:: SHORT EXERCISE ::
Extract the whole listing as it stands. Do not include the pictures.
--
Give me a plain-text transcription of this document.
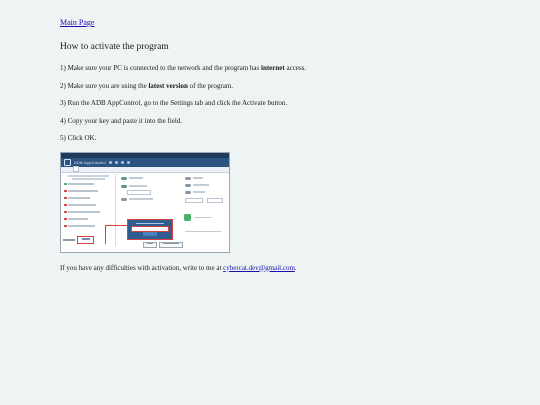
Main Page
How to activate the program

1) Make sure your PC is connected to the network and the program has internet access.

2) Make sure you are using the latest version of the program.

3) Run the ADB AppControl, go to the Settings tab and click the Activate button.

4) Copy your key and paste it into the field.

5) Click OK.

ADB AppControl

If you have any difficulties with activation, write to me at cybercat.dev@gmail.com.
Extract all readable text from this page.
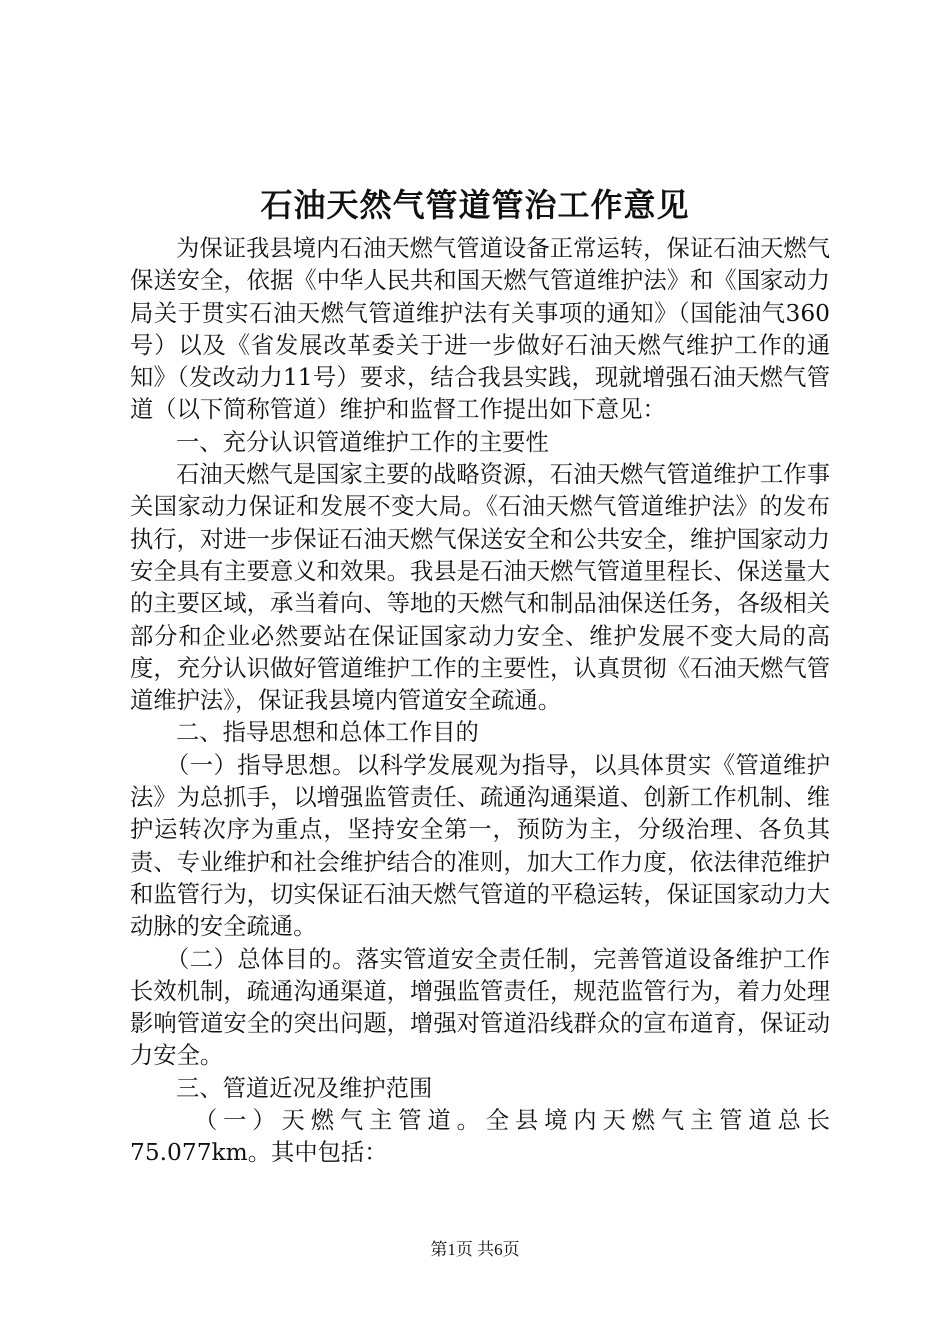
石油天然气管道管治工作意见

为保证我县境内石油天燃气管道设备正常运转，保证石油天燃气保送安全，依据《中华人民共和国天燃气管道维护法》和《国家动力局关于贯实石油天燃气管道维护法有关事项的通知》（国能油气360号）以及《省发展改革委关于进一步做好石油天燃气维护工作的通知》（发改动力11号）要求，结合我县实践，现就增强石油天燃气管道（以下简称管道）维护和监督工作提出如下意见：

一、充分认识管道维护工作的主要性

石油天燃气是国家主要的战略资源，石油天燃气管道维护工作事关国家动力保证和发展不变大局。《石油天燃气管道维护法》的发布执行，对进一步保证石油天燃气保送安全和公共安全，维护国家动力安全具有主要意义和效果。我县是石油天燃气管道里程长、保送量大的主要区域，承当着向、等地的天燃气和制品油保送任务，各级相关部分和企业必然要站在保证国家动力安全、维护发展不变大局的高度，充分认识做好管道维护工作的主要性，认真贯彻《石油天燃气管道维护法》，保证我县境内管道安全疏通。

二、指导思想和总体工作目的

（一）指导思想。以科学发展观为指导，以具体贯实《管道维护法》为总抓手，以增强监管责任、疏通沟通渠道、创新工作机制、维护运转次序为重点，坚持安全第一，预防为主，分级治理、各负其责、专业维护和社会维护结合的准则，加大工作力度，依法律范维护和监管行为，切实保证石油天燃气管道的平稳运转，保证国家动力大动脉的安全疏通。

（二）总体目的。落实管道安全责任制，完善管道设备维护工作长效机制，疏通沟通渠道，增强监管责任，规范监管行为，着力处理影响管道安全的突出问题，增强对管道沿线群众的宣布道育，保证动力安全。

三、管道近况及维护范围

（一）天燃气主管道。全县境内天燃气主管道总长75.077km。其中包括：

第1页 共6页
--
:: RESPONSE BELOW ::
Give me a plain-text transcription of this document.
Main Page
How to activate the program

1) Make sure your PC is connected to the network and the program has internet access.

2) Make sure you are using the latest version of the program.

3) Run the ADB AppControl, go to the Settings tab and click the Activate button.

4) Copy your key and paste it into the field.

5) Click OK.

ADB AppControl

If you have any difficulties with activation, write to me at cybercat.dev@gmail.com.
Extract all readable text from this page.
石油天然气管道管治工作意见

为保证我县境内石油天燃气管道设备正常运转，保证石油天燃气保送安全，依据《中华人民共和国天燃气管道维护法》和《国家动力局关于贯实石油天燃气管道维护法有关事项的通知》（国能油气360号）以及《省发展改革委关于进一步做好石油天燃气维护工作的通知》（发改动力11号）要求，结合我县实践，现就增强石油天燃气管道（以下简称管道）维护和监督工作提出如下意见：

一、充分认识管道维护工作的主要性

石油天燃气是国家主要的战略资源，石油天燃气管道维护工作事关国家动力保证和发展不变大局。《石油天燃气管道维护法》的发布执行，对进一步保证石油天燃气保送安全和公共安全，维护国家动力安全具有主要意义和效果。我县是石油天燃气管道里程长、保送量大的主要区域，承当着向、等地的天燃气和制品油保送任务，各级相关部分和企业必然要站在保证国家动力安全、维护发展不变大局的高度，充分认识做好管道维护工作的主要性，认真贯彻《石油天燃气管道维护法》，保证我县境内管道安全疏通。

二、指导思想和总体工作目的

（一）指导思想。以科学发展观为指导，以具体贯实《管道维护法》为总抓手，以增强监管责任、疏通沟通渠道、创新工作机制、维护运转次序为重点，坚持安全第一，预防为主，分级治理、各负其责、专业维护和社会维护结合的准则，加大工作力度，依法律范维护和监管行为，切实保证石油天燃气管道的平稳运转，保证国家动力大动脉的安全疏通。

（二）总体目的。落实管道安全责任制，完善管道设备维护工作长效机制，疏通沟通渠道，增强监管责任，规范监管行为，着力处理影响管道安全的突出问题，增强对管道沿线群众的宣布道育，保证动力安全。

三、管道近况及维护范围

（一）天燃气主管道。全县境内天燃气主管道总长75.077km。其中包括：

第1页 共6页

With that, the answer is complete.